-------- Brano --------

Se dico “Futuro”, a cosa pensi?

I.G. Avete appena passato un periodo a New York in residenza all’ISCP. Avete vissuto una New York in piena recessione e in pieno slancio di desiderata rinascita (Obama effect). Che cosa vi è rimasto di quel momento e soprattutto, come ha influenzato la vostra esperienza? Ha stimolato idee per qualche nuovo progetto?
E’ stato elettrizzante. Un tuffo al cuore per noi italiani appestati da un’atavica disillusione e da un’inguaribile (e anche un po’ colpevole) dietrologia che vede un disegno occulto dietro ogni promessa. Durante la campagna elettorale non si vedeva nessun manifesto in giro, ma in metropolitana anche le ragazzine di sedici anni parlavano di democratici e repubblicani, sanità pubblica o privata, di guerra in Iraq, Afganistan e anche in Iran. Certo, Obama è diventato una specie di rockstar, ma è veramente riuscito a produrre coinvolgimento e aspettativa dove sembrava non esserci nemmeno la benché minima consapevolezza politica.
In fatto di crisi economica e di politica estera gli americani invece sono dei principianti, sono molto emotivi. Improvvisamente sono atterrati su questa Terra e non sono più riusciti a difendersi da se stessi. Sono commuoventi quando chiedono a noi stranieri: ma perché ce l’hanno tutti con noi? (Ovvero: non lo sanno tutti che noi siamo i buoni?).
Il nostro lavoro è sempre più influenzato dall’incontro con luoghi e persone. Nel nostro prossimo progetto questi incontri giocheranno un ruolo decisivo, disegnando l’orizzonte di una grande domanda. Vivere sei mesi a New York è come fare il pieno. Quello che la frequentazione di questa città ci ha lasciato è un’ipersensibilità verso le “proiezioni di futuro” delle persone. Una curiosità di sapere che fine ha fatto questa parola dentro di noi, e vorremmo capirlo per contrasto, parlando con i newyorkesi.

K.A Prima di continuare a parlare del vostro lavoro vorrei rimanere ancora un attimo nell’entusiasmo post-Obama. Mi chiedo come si percepisca questa vittoria? Non so se Obama riuscirà a fare grandi cambiamenti, ma penso che l’interessante sia l’entusiasmo, perché è legato al fatto di una possibilità. Possibilità che succede; con la vittoria di Obama sembra che anche la “nostra” libertà si allarghi, anche l’obiettivo delle decisioni cambia.
L’obbiettivo è indicibile, non ha nemmeno un nome proprio. Bisognerebbe inventare una parola nuova, una parola affermativa al posto di decrescita, regressione, depressione, decadenza, declino. Da molto tempo capitalismo e “progresso” si sono indebitamente sostituiti al destino stesso. Proposte: Frugalità? Essenzialismo?

-------- Raccolta dati --------

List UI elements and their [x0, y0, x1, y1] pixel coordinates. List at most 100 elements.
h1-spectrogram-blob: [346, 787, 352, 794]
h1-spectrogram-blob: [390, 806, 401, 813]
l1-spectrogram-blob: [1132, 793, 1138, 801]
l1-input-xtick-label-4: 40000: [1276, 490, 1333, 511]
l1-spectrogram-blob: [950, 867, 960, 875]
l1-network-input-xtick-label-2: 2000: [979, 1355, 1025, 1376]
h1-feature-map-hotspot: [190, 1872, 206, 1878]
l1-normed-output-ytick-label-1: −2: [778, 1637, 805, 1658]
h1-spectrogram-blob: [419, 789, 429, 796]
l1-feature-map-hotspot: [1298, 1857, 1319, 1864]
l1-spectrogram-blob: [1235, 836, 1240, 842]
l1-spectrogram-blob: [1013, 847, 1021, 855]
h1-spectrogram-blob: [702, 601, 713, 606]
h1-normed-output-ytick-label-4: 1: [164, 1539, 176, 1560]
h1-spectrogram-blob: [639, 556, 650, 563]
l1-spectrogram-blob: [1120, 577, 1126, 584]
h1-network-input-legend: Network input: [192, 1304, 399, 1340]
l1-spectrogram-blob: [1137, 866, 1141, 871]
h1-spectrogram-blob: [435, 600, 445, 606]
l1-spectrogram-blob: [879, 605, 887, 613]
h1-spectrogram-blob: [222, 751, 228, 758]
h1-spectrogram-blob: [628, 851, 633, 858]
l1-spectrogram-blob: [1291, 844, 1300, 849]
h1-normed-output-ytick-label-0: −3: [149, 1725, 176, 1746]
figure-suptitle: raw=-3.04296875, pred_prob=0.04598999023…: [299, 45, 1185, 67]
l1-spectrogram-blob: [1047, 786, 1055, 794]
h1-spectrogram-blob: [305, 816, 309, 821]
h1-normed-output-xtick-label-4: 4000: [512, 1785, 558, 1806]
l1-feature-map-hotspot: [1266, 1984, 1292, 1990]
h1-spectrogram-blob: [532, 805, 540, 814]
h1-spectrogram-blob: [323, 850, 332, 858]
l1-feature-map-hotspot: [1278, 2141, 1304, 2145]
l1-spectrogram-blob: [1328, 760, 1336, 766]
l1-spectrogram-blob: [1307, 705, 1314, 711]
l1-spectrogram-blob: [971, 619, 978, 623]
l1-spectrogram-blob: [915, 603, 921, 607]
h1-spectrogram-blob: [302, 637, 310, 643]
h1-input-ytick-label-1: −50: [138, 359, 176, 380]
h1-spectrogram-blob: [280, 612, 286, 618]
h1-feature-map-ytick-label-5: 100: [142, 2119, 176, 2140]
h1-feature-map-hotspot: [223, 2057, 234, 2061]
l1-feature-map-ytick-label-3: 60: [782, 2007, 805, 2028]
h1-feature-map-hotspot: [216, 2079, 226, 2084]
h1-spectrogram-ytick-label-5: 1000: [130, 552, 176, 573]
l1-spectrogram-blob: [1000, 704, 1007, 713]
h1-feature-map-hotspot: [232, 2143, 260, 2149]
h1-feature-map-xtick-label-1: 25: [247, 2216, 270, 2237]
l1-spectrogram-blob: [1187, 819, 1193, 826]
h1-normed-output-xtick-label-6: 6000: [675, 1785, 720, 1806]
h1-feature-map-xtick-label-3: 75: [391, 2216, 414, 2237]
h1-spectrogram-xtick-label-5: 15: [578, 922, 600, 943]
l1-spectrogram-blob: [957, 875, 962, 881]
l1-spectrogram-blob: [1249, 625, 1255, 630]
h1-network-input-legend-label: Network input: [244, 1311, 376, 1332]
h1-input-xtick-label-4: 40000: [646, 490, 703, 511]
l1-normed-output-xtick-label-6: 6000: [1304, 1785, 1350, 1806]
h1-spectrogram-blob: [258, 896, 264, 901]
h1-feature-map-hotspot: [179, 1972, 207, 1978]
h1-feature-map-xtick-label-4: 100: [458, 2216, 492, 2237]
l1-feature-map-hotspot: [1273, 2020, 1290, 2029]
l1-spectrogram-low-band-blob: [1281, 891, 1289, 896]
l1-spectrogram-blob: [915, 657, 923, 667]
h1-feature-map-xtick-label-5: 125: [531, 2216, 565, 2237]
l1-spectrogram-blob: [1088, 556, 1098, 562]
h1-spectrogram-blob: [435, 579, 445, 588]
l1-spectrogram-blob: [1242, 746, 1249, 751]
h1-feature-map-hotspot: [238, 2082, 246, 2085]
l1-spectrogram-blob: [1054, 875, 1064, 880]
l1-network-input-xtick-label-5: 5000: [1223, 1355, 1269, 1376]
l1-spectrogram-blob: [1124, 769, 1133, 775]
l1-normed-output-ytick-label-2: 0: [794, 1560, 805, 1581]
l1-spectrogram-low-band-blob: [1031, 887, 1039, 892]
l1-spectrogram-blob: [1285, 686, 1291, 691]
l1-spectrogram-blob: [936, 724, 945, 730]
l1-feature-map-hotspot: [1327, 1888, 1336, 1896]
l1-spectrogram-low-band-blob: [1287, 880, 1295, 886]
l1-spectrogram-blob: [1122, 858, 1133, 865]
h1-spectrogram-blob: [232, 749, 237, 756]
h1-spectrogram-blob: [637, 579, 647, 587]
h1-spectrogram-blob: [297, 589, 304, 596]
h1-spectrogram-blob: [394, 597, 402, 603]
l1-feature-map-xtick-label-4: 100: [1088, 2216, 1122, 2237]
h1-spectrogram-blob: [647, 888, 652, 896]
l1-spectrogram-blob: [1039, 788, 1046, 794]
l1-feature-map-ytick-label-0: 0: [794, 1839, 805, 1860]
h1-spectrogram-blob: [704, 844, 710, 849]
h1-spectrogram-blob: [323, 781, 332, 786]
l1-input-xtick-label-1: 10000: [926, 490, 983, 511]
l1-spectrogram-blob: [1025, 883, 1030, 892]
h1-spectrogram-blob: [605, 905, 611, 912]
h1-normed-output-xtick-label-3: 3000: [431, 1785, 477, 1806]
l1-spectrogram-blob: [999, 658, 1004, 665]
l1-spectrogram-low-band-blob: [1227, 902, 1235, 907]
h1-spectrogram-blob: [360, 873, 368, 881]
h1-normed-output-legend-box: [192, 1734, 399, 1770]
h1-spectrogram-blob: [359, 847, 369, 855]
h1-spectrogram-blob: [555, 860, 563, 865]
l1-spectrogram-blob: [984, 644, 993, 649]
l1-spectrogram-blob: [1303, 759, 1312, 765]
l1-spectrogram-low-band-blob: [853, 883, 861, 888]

--------

▸ **Il tuo obiettivo**
Per favore, riporta il passo dell'intervista che comincia da "In fatto di" e termina con "con i newyorkesi.", sostituendo "principianti" con "debuttanti". I dati provengono da un'altra fonte.

▸ **La soluzione**
In fatto di crisi economica e di politica estera gli americani invece sono dei debuttanti, sono molto emotivi. Improvvisamente sono atterrati su questa Terra e non sono più riusciti a difendersi da se stessi. Sono commuoventi quando chiedono a noi stranieri: ma perché ce l’hanno tutti con noi? (Ovvero: non lo sanno tutti che noi siamo i buoni?).
Il nostro lavoro è sempre più influenzato dall’incontro con luoghi e persone. Nel nostro prossimo progetto questi incontri giocheranno un ruolo decisivo, disegnando l’orizzonte di una grande domanda. Vivere sei mesi a New York è come fare il pieno. Quello che la frequentazione di questa città ci ha lasciato è un’ipersensibilità verso le “proiezioni di futuro” delle persone. Una curiosità di sapere che fine ha fatto questa parola dentro di noi, e vorremmo capirlo per contrasto, parlando con i newyorkesi.